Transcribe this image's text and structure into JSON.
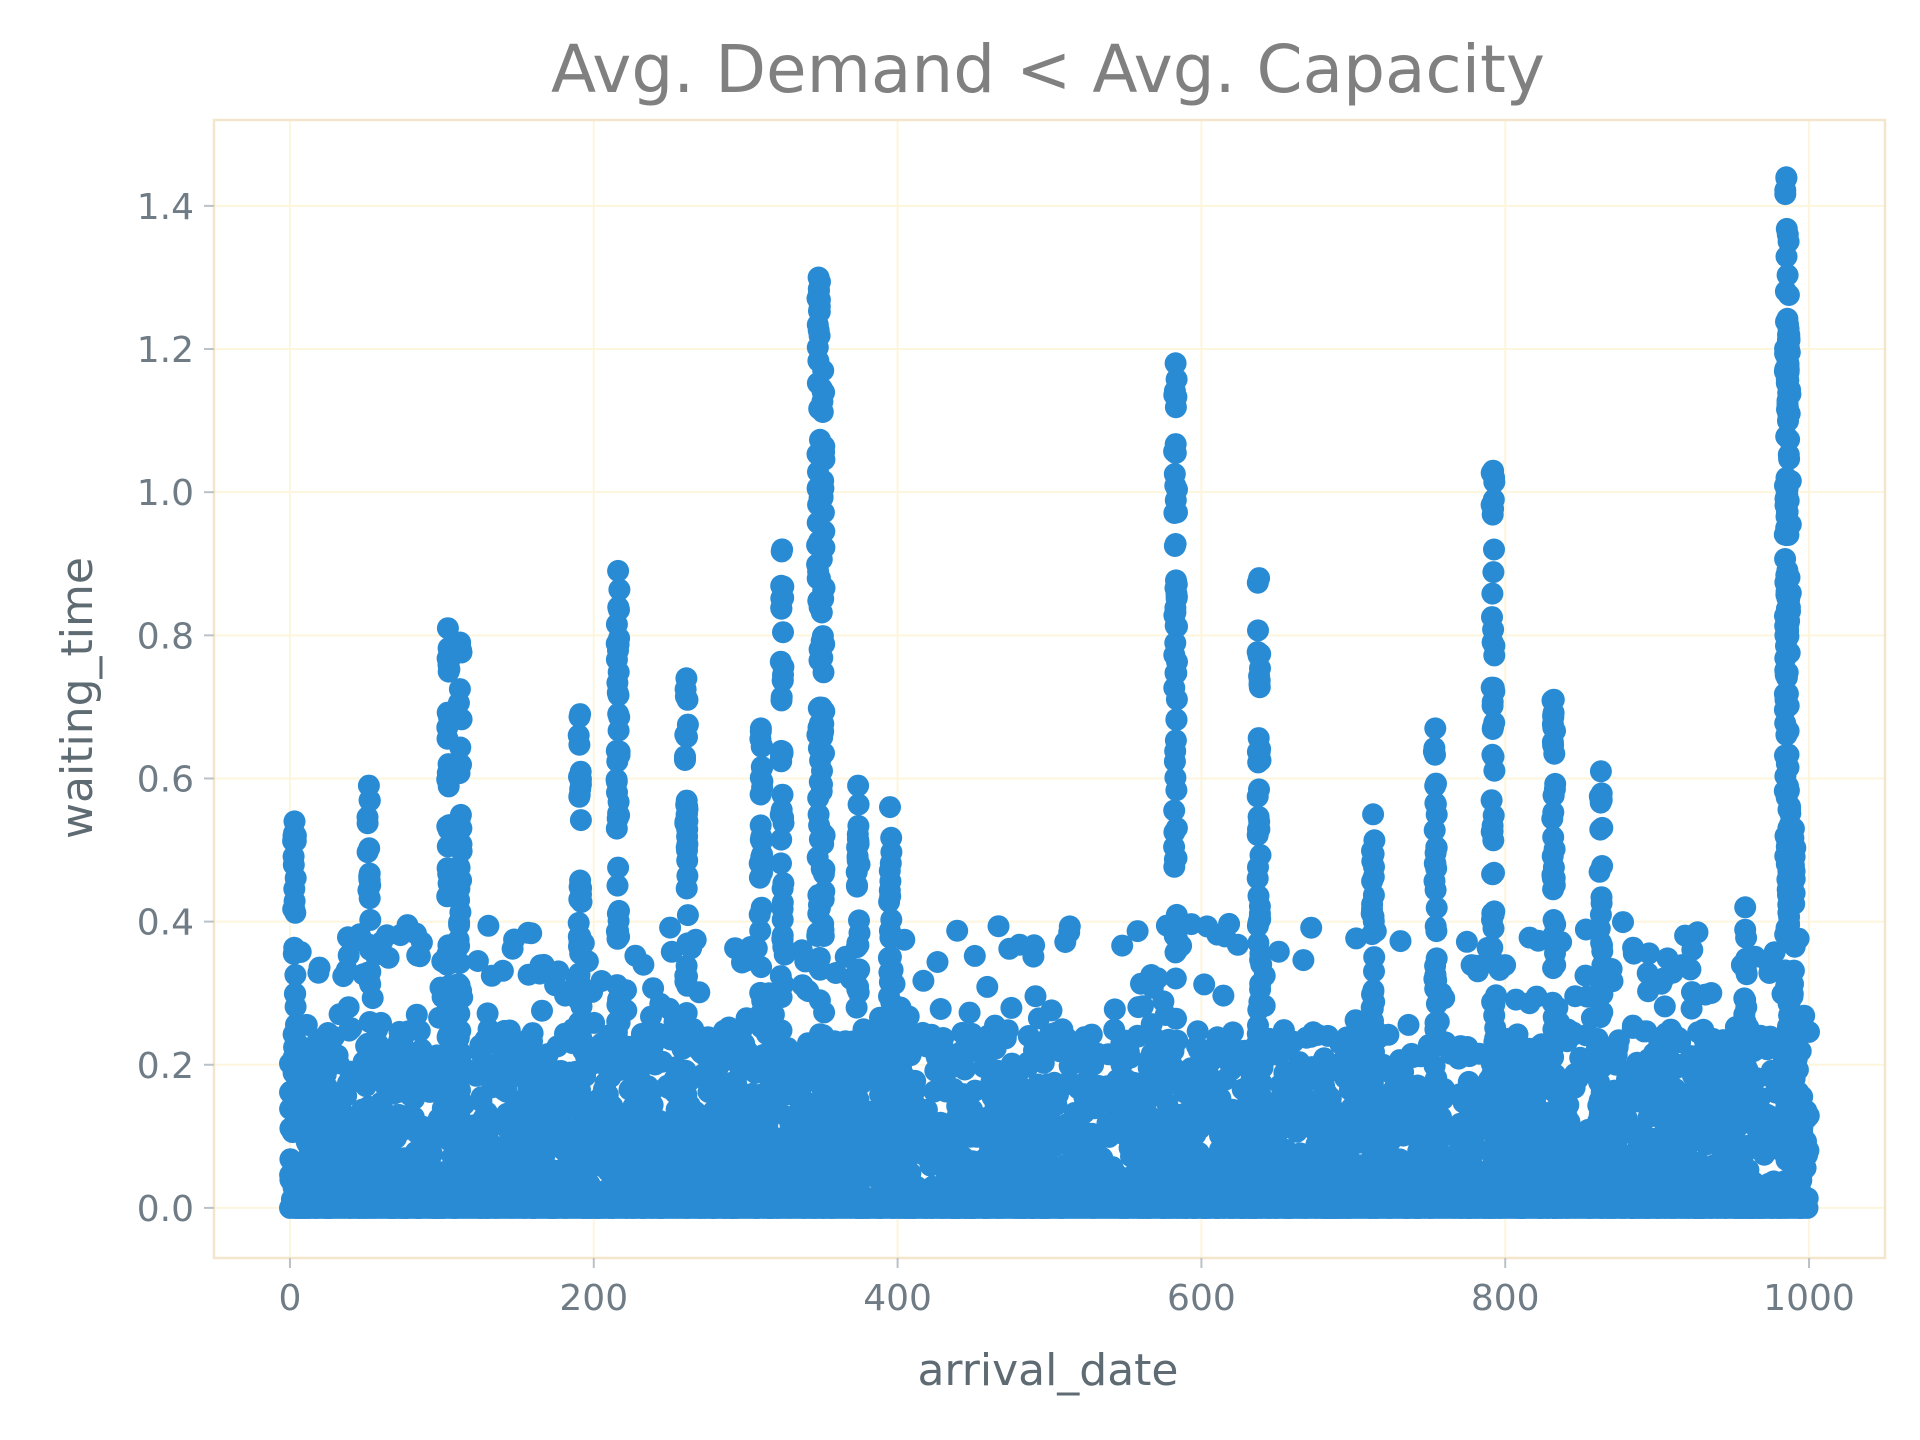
{
  "chart_data": {
    "type": "scatter",
    "title": "Avg. Demand < Avg. Capacity",
    "xlabel": "arrival_date",
    "ylabel": "waiting_time",
    "xlim": [
      -50,
      1050
    ],
    "ylim": [
      -0.07,
      1.52
    ],
    "x_ticks": [
      0,
      200,
      400,
      600,
      800,
      1000
    ],
    "y_ticks": [
      0.0,
      0.2,
      0.4,
      0.6,
      0.8,
      1.0,
      1.2,
      1.4
    ],
    "x_tick_labels": [
      "0",
      "200",
      "400",
      "600",
      "800",
      "1000"
    ],
    "y_tick_labels": [
      "0.0",
      "0.2",
      "0.4",
      "0.6",
      "0.8",
      "1.0",
      "1.2",
      "1.4"
    ],
    "grid": true,
    "point_color": "#2a8bd5",
    "peaks": [
      {
        "x": 3,
        "y": 0.54
      },
      {
        "x": 52,
        "y": 0.59
      },
      {
        "x": 104,
        "y": 0.81
      },
      {
        "x": 112,
        "y": 0.79
      },
      {
        "x": 191,
        "y": 0.69
      },
      {
        "x": 216,
        "y": 0.89
      },
      {
        "x": 261,
        "y": 0.74
      },
      {
        "x": 310,
        "y": 0.67
      },
      {
        "x": 324,
        "y": 0.92
      },
      {
        "x": 348,
        "y": 1.3
      },
      {
        "x": 351,
        "y": 1.17
      },
      {
        "x": 374,
        "y": 0.59
      },
      {
        "x": 395,
        "y": 0.56
      },
      {
        "x": 583,
        "y": 1.18
      },
      {
        "x": 638,
        "y": 0.88
      },
      {
        "x": 713,
        "y": 0.55
      },
      {
        "x": 754,
        "y": 0.67
      },
      {
        "x": 792,
        "y": 1.03
      },
      {
        "x": 832,
        "y": 0.71
      },
      {
        "x": 863,
        "y": 0.61
      },
      {
        "x": 958,
        "y": 0.42
      },
      {
        "x": 985,
        "y": 1.44
      },
      {
        "x": 986,
        "y": 1.36
      },
      {
        "x": 987,
        "y": 1.22
      },
      {
        "x": 990,
        "y": 0.53
      }
    ]
  }
}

WHAT YOU HAVE TO DO — Make an exact copy of all entries above, dropping the images.

TASK ANSWER —
Transcribe this image's text and structure into JSON.
{
  "chart_data": {
    "type": "scatter",
    "title": "Avg. Demand < Avg. Capacity",
    "xlabel": "arrival_date",
    "ylabel": "waiting_time",
    "xlim": [
      -50,
      1050
    ],
    "ylim": [
      -0.07,
      1.52
    ],
    "x_ticks": [
      0,
      200,
      400,
      600,
      800,
      1000
    ],
    "y_ticks": [
      0.0,
      0.2,
      0.4,
      0.6,
      0.8,
      1.0,
      1.2,
      1.4
    ],
    "x_tick_labels": [
      "0",
      "200",
      "400",
      "600",
      "800",
      "1000"
    ],
    "y_tick_labels": [
      "0.0",
      "0.2",
      "0.4",
      "0.6",
      "0.8",
      "1.0",
      "1.2",
      "1.4"
    ],
    "grid": true,
    "point_color": "#2a8bd5",
    "peaks": [
      {
        "x": 3,
        "y": 0.54
      },
      {
        "x": 52,
        "y": 0.59
      },
      {
        "x": 104,
        "y": 0.81
      },
      {
        "x": 112,
        "y": 0.79
      },
      {
        "x": 191,
        "y": 0.69
      },
      {
        "x": 216,
        "y": 0.89
      },
      {
        "x": 261,
        "y": 0.74
      },
      {
        "x": 310,
        "y": 0.67
      },
      {
        "x": 324,
        "y": 0.92
      },
      {
        "x": 348,
        "y": 1.3
      },
      {
        "x": 351,
        "y": 1.17
      },
      {
        "x": 374,
        "y": 0.59
      },
      {
        "x": 395,
        "y": 0.56
      },
      {
        "x": 583,
        "y": 1.18
      },
      {
        "x": 638,
        "y": 0.88
      },
      {
        "x": 713,
        "y": 0.55
      },
      {
        "x": 754,
        "y": 0.67
      },
      {
        "x": 792,
        "y": 1.03
      },
      {
        "x": 832,
        "y": 0.71
      },
      {
        "x": 863,
        "y": 0.61
      },
      {
        "x": 958,
        "y": 0.42
      },
      {
        "x": 985,
        "y": 1.44
      },
      {
        "x": 986,
        "y": 1.36
      },
      {
        "x": 987,
        "y": 1.22
      },
      {
        "x": 990,
        "y": 0.53
      }
    ]
  }
}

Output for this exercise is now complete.